Start DATA TO USE
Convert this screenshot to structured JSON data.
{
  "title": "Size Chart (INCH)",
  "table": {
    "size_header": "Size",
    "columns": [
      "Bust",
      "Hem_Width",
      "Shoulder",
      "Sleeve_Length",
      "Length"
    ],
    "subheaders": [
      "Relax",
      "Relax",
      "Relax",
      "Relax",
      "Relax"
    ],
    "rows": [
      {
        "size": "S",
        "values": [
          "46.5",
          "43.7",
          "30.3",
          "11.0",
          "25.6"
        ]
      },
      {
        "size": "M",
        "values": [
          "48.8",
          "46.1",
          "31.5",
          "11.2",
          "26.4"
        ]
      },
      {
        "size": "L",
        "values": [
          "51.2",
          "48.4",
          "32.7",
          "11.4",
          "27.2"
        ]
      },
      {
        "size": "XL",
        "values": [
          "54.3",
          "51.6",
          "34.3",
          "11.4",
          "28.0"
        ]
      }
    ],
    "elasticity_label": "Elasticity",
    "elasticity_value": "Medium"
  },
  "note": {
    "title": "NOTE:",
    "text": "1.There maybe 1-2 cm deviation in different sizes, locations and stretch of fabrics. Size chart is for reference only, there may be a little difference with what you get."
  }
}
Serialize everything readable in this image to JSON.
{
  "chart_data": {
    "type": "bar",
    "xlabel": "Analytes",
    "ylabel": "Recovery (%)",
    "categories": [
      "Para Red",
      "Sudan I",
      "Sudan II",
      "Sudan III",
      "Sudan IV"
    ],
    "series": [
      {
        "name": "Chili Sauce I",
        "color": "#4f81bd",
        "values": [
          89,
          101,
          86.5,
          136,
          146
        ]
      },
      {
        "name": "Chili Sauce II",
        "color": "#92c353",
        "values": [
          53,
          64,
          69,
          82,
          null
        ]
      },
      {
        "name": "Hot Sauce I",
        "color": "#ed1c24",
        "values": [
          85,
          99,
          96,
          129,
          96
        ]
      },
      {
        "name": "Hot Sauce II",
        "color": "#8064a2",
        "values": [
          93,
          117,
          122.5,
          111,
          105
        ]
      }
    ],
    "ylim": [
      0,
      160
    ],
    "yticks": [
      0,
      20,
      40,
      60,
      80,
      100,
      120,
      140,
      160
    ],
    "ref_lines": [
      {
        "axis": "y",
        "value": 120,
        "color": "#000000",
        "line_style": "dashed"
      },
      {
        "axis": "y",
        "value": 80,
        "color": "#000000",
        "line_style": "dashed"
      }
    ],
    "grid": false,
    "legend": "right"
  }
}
End DATA TO USE
WHAT TO DO: Reproduce the listing shown above in its entirety, exactly.

FINAL RESULT:
Convert this screenshot to structured JSON data.
{
  "title": "Size Chart (INCH)",
  "table": {
    "size_header": "Size",
    "columns": [
      "Bust",
      "Hem_Width",
      "Shoulder",
      "Sleeve_Length",
      "Length"
    ],
    "subheaders": [
      "Relax",
      "Relax",
      "Relax",
      "Relax",
      "Relax"
    ],
    "rows": [
      {
        "size": "S",
        "values": [
          "46.5",
          "43.7",
          "30.3",
          "11.0",
          "25.6"
        ]
      },
      {
        "size": "M",
        "values": [
          "48.8",
          "46.1",
          "31.5",
          "11.2",
          "26.4"
        ]
      },
      {
        "size": "L",
        "values": [
          "51.2",
          "48.4",
          "32.7",
          "11.4",
          "27.2"
        ]
      },
      {
        "size": "XL",
        "values": [
          "54.3",
          "51.6",
          "34.3",
          "11.4",
          "28.0"
        ]
      }
    ],
    "elasticity_label": "Elasticity",
    "elasticity_value": "Medium"
  },
  "note": {
    "title": "NOTE:",
    "text": "1.There maybe 1-2 cm deviation in different sizes, locations and stretch of fabrics. Size chart is for reference only, there may be a little difference with what you get."
  }
}
Serialize everything readable in this image to JSON.
{
  "chart_data": {
    "type": "bar",
    "xlabel": "Analytes",
    "ylabel": "Recovery (%)",
    "categories": [
      "Para Red",
      "Sudan I",
      "Sudan II",
      "Sudan III",
      "Sudan IV"
    ],
    "series": [
      {
        "name": "Chili Sauce I",
        "color": "#4f81bd",
        "values": [
          89,
          101,
          86.5,
          136,
          146
        ]
      },
      {
        "name": "Chili Sauce II",
        "color": "#92c353",
        "values": [
          53,
          64,
          69,
          82,
          null
        ]
      },
      {
        "name": "Hot Sauce I",
        "color": "#ed1c24",
        "values": [
          85,
          99,
          96,
          129,
          96
        ]
      },
      {
        "name": "Hot Sauce II",
        "color": "#8064a2",
        "values": [
          93,
          117,
          122.5,
          111,
          105
        ]
      }
    ],
    "ylim": [
      0,
      160
    ],
    "yticks": [
      0,
      20,
      40,
      60,
      80,
      100,
      120,
      140,
      160
    ],
    "ref_lines": [
      {
        "axis": "y",
        "value": 120,
        "color": "#000000",
        "line_style": "dashed"
      },
      {
        "axis": "y",
        "value": 80,
        "color": "#000000",
        "line_style": "dashed"
      }
    ],
    "grid": false,
    "legend": "right"
  }
}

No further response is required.